__Required work__: Lines that include the word "Quantity" are the ones to copy.

__Figure contents as structured data__:
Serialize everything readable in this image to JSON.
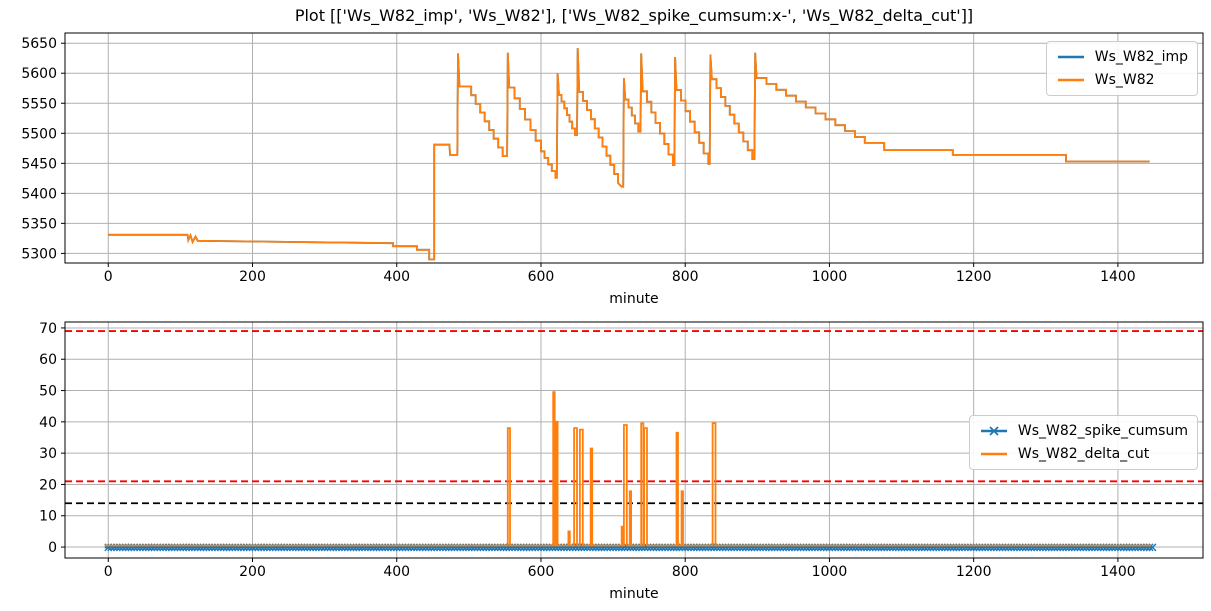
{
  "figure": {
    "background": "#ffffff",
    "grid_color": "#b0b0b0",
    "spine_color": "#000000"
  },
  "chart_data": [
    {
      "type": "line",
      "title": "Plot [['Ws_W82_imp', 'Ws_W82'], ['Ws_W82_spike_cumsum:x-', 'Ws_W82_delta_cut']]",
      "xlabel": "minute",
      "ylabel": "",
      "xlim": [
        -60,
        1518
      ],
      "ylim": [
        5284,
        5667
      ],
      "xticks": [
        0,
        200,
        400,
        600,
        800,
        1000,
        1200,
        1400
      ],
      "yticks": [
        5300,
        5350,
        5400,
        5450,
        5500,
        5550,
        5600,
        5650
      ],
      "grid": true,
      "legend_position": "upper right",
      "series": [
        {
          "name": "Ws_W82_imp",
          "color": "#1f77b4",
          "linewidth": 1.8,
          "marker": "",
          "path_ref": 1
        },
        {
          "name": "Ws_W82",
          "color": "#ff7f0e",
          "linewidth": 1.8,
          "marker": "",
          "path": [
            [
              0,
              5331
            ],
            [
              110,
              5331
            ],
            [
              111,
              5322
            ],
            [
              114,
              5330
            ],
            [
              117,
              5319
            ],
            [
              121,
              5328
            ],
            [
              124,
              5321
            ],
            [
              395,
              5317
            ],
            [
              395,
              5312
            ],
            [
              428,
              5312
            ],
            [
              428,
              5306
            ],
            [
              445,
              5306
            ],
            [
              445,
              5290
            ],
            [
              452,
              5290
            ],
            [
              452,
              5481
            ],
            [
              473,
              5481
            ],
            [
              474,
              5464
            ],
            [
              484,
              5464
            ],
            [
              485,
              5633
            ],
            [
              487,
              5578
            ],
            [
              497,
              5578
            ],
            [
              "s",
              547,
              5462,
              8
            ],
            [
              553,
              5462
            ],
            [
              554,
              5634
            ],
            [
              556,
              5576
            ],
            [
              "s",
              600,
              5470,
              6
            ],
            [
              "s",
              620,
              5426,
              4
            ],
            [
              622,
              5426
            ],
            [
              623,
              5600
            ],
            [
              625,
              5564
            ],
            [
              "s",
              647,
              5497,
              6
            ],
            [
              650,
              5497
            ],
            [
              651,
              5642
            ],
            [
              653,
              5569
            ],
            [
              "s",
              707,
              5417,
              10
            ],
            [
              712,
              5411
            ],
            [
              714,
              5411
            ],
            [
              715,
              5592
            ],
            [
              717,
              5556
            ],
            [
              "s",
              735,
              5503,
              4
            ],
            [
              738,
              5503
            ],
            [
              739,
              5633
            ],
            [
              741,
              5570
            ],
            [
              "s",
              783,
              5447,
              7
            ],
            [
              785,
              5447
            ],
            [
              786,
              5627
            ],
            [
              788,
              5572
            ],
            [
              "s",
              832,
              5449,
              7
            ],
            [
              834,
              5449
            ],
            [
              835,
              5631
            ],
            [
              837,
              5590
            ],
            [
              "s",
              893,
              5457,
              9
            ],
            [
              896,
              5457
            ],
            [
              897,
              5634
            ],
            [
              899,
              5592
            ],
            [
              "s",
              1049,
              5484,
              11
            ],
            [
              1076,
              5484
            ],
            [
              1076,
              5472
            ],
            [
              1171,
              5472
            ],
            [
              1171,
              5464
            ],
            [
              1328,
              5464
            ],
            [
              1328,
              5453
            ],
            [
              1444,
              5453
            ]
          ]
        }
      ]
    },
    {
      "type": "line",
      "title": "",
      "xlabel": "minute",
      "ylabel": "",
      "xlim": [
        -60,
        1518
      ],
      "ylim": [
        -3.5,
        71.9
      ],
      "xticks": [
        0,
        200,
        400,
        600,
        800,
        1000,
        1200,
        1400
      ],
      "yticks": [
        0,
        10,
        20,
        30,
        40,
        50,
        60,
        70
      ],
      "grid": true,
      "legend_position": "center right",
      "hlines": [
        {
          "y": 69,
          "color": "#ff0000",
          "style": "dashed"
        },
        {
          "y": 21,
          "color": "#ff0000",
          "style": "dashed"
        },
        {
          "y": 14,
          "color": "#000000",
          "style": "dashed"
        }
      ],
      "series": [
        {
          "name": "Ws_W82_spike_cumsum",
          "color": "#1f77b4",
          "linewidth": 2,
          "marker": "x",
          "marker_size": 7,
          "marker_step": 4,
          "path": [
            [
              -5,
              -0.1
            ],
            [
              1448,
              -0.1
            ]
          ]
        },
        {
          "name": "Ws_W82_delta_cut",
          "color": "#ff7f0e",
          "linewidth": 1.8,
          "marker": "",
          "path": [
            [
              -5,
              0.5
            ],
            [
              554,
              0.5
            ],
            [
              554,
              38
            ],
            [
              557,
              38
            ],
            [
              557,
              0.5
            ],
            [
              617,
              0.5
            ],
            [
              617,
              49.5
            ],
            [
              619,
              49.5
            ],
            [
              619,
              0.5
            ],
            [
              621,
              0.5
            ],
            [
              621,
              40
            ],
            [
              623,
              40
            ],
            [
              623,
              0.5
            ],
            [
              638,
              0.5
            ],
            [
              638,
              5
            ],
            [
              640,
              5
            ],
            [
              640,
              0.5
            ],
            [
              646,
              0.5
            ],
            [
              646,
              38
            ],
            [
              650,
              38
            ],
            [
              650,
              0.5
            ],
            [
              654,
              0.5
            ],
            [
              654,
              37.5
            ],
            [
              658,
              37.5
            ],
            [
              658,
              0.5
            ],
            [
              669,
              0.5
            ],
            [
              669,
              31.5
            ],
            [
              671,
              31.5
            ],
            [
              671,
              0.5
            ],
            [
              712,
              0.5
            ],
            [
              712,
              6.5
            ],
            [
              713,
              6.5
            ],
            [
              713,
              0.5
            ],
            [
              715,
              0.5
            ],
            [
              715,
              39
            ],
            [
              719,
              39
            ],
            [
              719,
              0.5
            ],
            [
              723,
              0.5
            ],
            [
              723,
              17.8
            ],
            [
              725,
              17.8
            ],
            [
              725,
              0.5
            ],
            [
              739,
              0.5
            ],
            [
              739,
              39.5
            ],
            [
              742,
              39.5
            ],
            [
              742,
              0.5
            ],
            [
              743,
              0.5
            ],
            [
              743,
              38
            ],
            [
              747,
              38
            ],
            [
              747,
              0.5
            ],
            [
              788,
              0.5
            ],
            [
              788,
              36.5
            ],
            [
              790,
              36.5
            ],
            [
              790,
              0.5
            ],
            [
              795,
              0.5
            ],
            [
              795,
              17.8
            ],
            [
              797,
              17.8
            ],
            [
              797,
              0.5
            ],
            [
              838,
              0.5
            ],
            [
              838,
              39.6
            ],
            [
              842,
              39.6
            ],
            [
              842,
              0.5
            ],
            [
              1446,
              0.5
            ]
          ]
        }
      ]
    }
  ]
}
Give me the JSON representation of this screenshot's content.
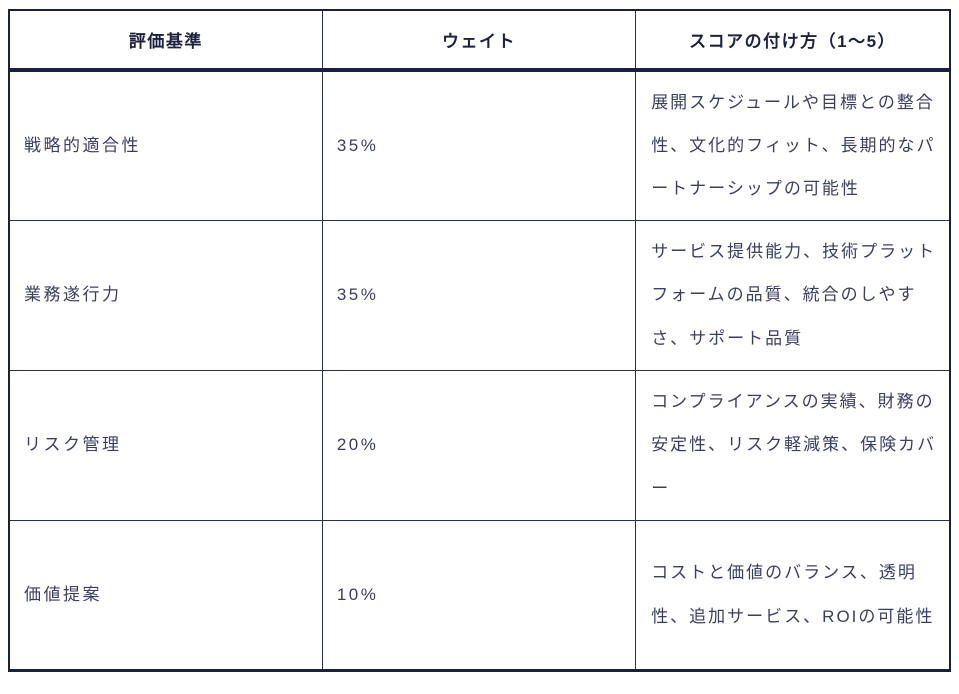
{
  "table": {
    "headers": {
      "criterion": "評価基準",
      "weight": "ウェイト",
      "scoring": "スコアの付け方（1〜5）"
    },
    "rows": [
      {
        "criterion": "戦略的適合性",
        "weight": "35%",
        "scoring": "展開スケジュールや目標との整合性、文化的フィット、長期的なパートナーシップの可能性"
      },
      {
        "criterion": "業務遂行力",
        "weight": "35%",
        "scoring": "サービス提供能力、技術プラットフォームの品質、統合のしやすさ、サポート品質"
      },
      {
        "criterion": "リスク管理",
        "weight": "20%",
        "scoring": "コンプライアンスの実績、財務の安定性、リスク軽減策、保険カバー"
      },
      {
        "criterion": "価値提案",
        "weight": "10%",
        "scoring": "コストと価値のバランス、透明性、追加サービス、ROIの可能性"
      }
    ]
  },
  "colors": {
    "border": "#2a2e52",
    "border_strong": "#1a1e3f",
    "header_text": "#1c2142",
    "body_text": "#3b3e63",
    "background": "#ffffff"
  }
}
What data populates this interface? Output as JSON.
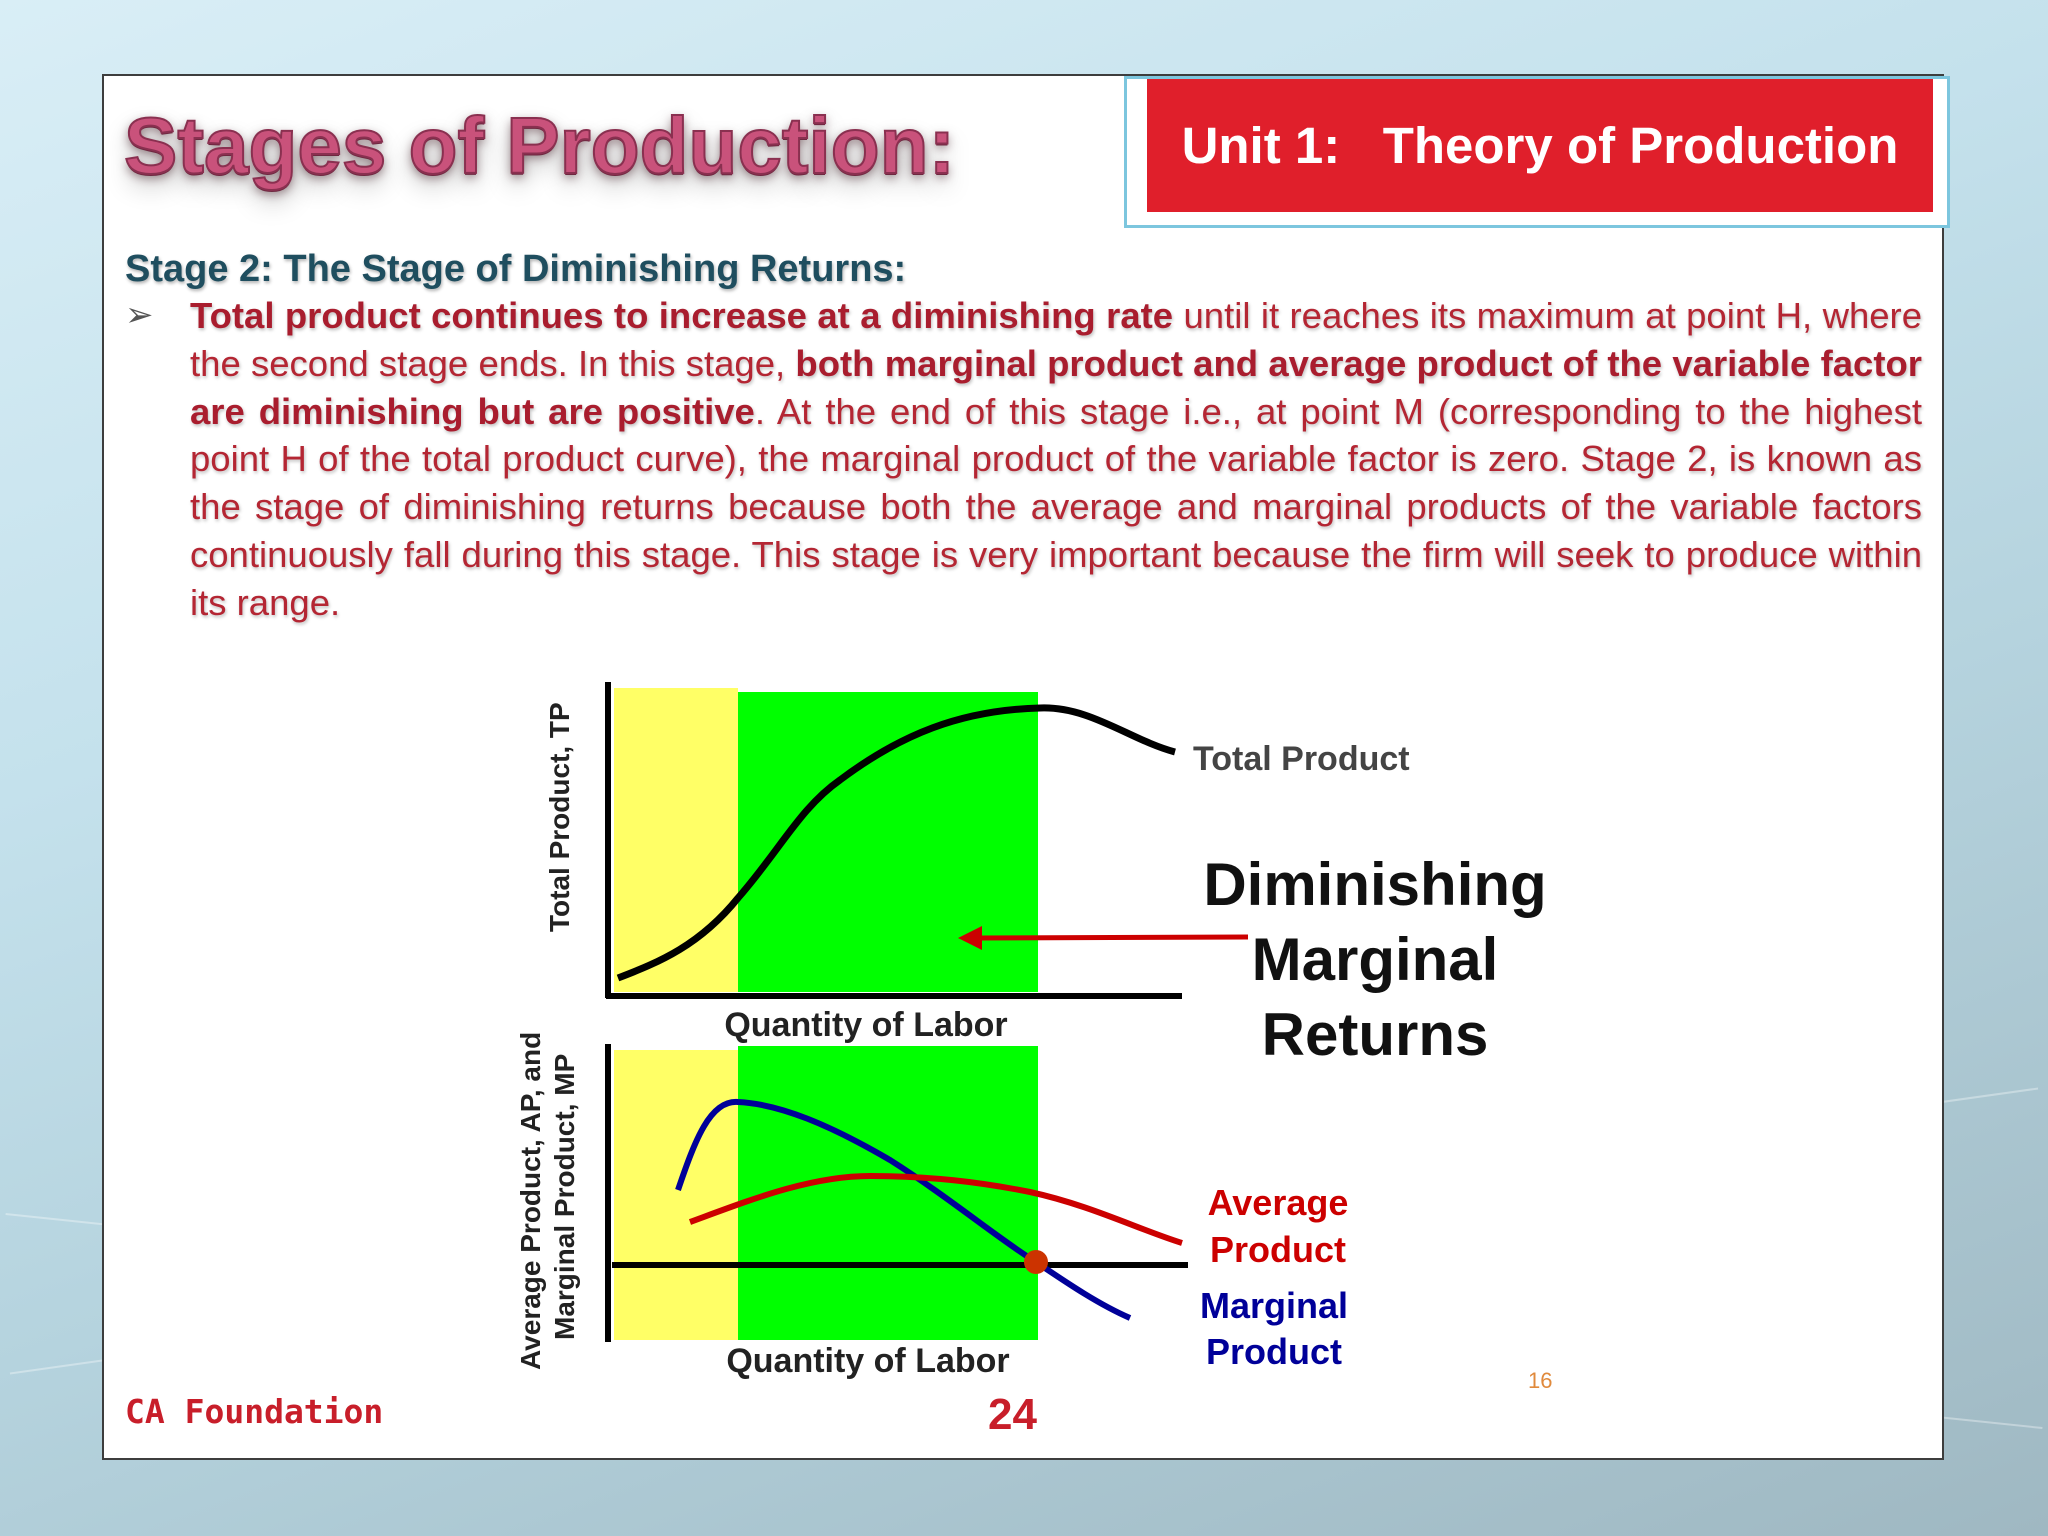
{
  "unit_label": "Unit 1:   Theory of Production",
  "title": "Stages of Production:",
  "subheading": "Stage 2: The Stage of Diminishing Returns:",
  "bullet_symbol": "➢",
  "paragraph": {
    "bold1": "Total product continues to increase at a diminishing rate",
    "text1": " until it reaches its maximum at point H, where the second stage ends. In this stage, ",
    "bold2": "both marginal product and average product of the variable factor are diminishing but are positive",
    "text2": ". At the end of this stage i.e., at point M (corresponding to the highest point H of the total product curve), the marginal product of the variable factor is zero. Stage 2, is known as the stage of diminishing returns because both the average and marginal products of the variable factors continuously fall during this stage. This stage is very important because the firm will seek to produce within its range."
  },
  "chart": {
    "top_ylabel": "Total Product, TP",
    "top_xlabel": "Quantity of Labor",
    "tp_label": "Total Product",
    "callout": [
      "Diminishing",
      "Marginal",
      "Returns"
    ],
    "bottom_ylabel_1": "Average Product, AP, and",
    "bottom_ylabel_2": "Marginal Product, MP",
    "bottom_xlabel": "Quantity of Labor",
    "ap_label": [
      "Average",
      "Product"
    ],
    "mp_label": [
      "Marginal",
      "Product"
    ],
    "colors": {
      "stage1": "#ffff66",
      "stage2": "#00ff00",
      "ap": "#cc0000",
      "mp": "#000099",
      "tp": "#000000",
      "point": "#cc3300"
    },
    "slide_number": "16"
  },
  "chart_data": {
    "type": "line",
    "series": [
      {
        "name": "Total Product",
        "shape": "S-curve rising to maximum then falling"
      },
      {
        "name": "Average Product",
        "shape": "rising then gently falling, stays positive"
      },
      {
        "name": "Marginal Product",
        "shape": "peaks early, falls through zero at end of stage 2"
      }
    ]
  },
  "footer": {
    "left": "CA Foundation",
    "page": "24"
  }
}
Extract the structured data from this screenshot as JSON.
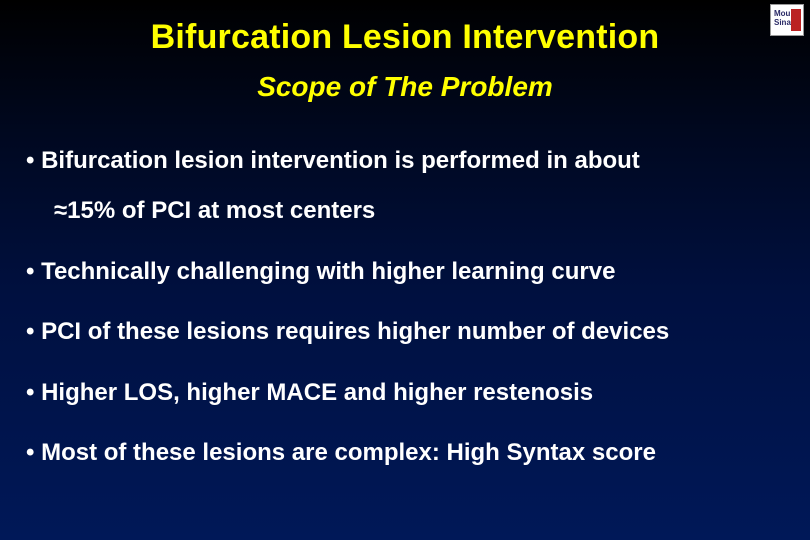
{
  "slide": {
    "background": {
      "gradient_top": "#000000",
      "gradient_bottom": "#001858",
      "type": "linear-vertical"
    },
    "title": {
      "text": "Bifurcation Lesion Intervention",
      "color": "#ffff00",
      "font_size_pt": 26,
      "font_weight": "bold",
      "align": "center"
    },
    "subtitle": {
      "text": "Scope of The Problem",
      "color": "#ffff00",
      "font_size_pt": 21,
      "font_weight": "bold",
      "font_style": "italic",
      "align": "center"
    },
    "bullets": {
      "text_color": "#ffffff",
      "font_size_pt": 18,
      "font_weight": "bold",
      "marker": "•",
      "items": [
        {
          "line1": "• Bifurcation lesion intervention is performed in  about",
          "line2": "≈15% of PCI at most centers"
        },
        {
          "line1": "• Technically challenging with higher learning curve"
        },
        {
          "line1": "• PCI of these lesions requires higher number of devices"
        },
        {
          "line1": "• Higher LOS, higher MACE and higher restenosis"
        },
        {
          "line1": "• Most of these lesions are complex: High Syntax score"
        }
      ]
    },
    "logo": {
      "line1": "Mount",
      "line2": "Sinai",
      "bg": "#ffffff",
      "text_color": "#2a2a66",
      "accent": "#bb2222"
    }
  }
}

__Complete output__:
    "top_xlabel": "Quantity of Labor",
    "bottom_xlabel": "Quantity of Labor",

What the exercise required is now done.